[Data for this task start]
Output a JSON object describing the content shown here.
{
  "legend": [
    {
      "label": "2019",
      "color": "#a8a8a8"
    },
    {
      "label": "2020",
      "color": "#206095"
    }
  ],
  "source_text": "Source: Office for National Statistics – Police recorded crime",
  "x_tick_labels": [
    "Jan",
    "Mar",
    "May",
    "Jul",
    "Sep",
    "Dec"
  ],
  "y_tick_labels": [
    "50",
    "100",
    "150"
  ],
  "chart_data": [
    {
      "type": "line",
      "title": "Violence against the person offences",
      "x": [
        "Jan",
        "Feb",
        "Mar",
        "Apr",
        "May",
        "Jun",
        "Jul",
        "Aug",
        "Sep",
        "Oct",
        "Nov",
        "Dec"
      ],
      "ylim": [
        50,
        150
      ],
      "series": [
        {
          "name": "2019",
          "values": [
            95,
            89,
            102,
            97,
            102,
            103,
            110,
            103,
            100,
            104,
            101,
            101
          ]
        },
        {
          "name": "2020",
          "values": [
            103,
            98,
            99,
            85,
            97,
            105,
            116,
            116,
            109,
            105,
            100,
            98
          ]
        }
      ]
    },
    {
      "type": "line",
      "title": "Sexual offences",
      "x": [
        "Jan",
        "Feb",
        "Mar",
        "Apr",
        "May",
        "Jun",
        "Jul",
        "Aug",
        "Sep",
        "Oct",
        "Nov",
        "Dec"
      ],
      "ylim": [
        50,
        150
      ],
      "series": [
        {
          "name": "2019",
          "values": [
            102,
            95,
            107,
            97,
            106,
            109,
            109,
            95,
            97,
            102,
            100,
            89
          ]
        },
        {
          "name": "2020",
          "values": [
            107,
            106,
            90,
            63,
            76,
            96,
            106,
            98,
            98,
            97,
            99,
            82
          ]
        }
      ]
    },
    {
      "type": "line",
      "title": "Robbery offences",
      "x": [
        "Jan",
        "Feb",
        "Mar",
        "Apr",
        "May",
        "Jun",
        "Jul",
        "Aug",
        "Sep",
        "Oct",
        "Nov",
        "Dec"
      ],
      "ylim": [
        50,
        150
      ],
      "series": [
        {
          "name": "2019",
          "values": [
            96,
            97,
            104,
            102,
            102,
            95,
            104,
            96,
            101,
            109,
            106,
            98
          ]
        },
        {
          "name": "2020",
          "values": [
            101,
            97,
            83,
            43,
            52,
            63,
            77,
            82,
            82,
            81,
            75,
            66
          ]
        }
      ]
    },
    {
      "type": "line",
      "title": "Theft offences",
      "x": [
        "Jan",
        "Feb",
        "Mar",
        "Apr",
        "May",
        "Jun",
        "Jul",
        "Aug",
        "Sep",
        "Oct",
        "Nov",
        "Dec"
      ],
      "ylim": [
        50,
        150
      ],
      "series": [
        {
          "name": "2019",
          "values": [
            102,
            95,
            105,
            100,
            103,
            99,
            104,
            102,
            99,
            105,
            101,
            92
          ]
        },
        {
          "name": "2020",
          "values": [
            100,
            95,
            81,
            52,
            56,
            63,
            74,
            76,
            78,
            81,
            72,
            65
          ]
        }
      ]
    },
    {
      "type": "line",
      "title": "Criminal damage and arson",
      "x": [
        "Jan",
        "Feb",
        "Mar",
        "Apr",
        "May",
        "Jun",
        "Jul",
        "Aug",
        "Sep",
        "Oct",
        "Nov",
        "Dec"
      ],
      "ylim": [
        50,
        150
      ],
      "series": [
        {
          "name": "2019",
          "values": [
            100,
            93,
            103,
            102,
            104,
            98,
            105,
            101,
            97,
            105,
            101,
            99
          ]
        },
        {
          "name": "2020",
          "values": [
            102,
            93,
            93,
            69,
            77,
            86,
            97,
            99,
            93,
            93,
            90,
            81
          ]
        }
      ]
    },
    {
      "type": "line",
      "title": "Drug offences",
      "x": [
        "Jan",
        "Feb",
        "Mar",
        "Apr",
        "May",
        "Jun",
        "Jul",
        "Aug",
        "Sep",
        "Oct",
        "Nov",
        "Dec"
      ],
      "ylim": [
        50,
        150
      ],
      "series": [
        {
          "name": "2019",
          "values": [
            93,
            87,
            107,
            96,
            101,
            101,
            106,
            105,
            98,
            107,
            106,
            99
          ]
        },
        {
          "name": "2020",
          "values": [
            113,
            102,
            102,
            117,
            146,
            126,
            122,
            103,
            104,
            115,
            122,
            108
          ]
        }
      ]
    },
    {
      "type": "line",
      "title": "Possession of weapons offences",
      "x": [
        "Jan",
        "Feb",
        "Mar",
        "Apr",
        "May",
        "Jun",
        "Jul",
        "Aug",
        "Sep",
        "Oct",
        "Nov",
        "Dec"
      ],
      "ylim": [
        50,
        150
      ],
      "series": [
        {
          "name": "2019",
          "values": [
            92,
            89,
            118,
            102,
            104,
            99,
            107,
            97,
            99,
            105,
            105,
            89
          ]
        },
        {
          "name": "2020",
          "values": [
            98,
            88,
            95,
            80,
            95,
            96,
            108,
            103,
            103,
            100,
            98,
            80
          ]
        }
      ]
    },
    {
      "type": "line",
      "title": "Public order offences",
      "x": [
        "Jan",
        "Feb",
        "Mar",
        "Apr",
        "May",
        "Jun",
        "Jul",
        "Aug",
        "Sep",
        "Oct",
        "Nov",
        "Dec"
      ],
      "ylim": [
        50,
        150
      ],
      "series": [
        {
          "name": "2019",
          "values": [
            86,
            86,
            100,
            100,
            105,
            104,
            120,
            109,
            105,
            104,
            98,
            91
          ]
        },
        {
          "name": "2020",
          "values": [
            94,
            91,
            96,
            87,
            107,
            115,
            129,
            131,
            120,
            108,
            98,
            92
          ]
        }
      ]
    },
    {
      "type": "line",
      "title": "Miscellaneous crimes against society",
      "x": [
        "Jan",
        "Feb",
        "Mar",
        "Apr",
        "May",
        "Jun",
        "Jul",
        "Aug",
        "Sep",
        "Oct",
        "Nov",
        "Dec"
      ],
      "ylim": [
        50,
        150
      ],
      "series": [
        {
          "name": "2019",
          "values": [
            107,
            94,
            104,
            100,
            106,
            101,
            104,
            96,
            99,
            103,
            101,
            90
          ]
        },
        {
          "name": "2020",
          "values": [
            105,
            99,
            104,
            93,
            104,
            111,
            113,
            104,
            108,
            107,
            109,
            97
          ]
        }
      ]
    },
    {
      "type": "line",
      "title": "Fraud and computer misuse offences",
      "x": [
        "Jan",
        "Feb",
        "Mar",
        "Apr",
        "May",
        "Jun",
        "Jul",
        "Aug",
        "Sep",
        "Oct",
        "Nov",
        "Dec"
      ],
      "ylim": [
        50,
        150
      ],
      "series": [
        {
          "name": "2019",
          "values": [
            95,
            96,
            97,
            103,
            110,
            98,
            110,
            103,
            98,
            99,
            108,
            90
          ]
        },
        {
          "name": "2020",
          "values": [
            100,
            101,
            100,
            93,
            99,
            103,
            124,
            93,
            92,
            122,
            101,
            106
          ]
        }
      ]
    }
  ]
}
[Data for this task end]
[Given problem]
Above are the entries; count how many of their lines contain the word "title" and give only that number.

[Task solution]
10